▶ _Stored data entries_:
** begin **
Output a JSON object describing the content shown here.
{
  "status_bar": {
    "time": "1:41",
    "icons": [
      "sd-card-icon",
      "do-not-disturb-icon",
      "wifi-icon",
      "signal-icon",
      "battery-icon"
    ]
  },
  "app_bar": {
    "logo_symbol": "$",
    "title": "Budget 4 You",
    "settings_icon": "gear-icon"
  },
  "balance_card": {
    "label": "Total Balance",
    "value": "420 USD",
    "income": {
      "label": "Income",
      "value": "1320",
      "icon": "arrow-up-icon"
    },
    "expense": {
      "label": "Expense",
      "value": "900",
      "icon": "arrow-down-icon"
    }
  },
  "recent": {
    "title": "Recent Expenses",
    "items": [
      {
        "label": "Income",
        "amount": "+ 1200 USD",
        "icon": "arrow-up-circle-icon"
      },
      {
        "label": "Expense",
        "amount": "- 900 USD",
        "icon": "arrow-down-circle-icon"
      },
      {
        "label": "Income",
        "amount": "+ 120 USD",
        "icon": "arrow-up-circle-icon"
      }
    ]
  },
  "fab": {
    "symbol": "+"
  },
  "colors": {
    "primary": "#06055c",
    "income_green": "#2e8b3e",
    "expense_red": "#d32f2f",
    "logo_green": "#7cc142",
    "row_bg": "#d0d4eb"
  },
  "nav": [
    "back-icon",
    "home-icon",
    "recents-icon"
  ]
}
** end **
▶ _Request_:
Return every entry verbatim.

▶ _Task answer_:
Output a JSON object describing the content shown here.
{
  "status_bar": {
    "time": "1:41",
    "icons": [
      "sd-card-icon",
      "do-not-disturb-icon",
      "wifi-icon",
      "signal-icon",
      "battery-icon"
    ]
  },
  "app_bar": {
    "logo_symbol": "$",
    "title": "Budget 4 You",
    "settings_icon": "gear-icon"
  },
  "balance_card": {
    "label": "Total Balance",
    "value": "420 USD",
    "income": {
      "label": "Income",
      "value": "1320",
      "icon": "arrow-up-icon"
    },
    "expense": {
      "label": "Expense",
      "value": "900",
      "icon": "arrow-down-icon"
    }
  },
  "recent": {
    "title": "Recent Expenses",
    "items": [
      {
        "label": "Income",
        "amount": "+ 1200 USD",
        "icon": "arrow-up-circle-icon"
      },
      {
        "label": "Expense",
        "amount": "- 900 USD",
        "icon": "arrow-down-circle-icon"
      },
      {
        "label": "Income",
        "amount": "+ 120 USD",
        "icon": "arrow-up-circle-icon"
      }
    ]
  },
  "fab": {
    "symbol": "+"
  },
  "colors": {
    "primary": "#06055c",
    "income_green": "#2e8b3e",
    "expense_red": "#d32f2f",
    "logo_green": "#7cc142",
    "row_bg": "#d0d4eb"
  },
  "nav": [
    "back-icon",
    "home-icon",
    "recents-icon"
  ]
}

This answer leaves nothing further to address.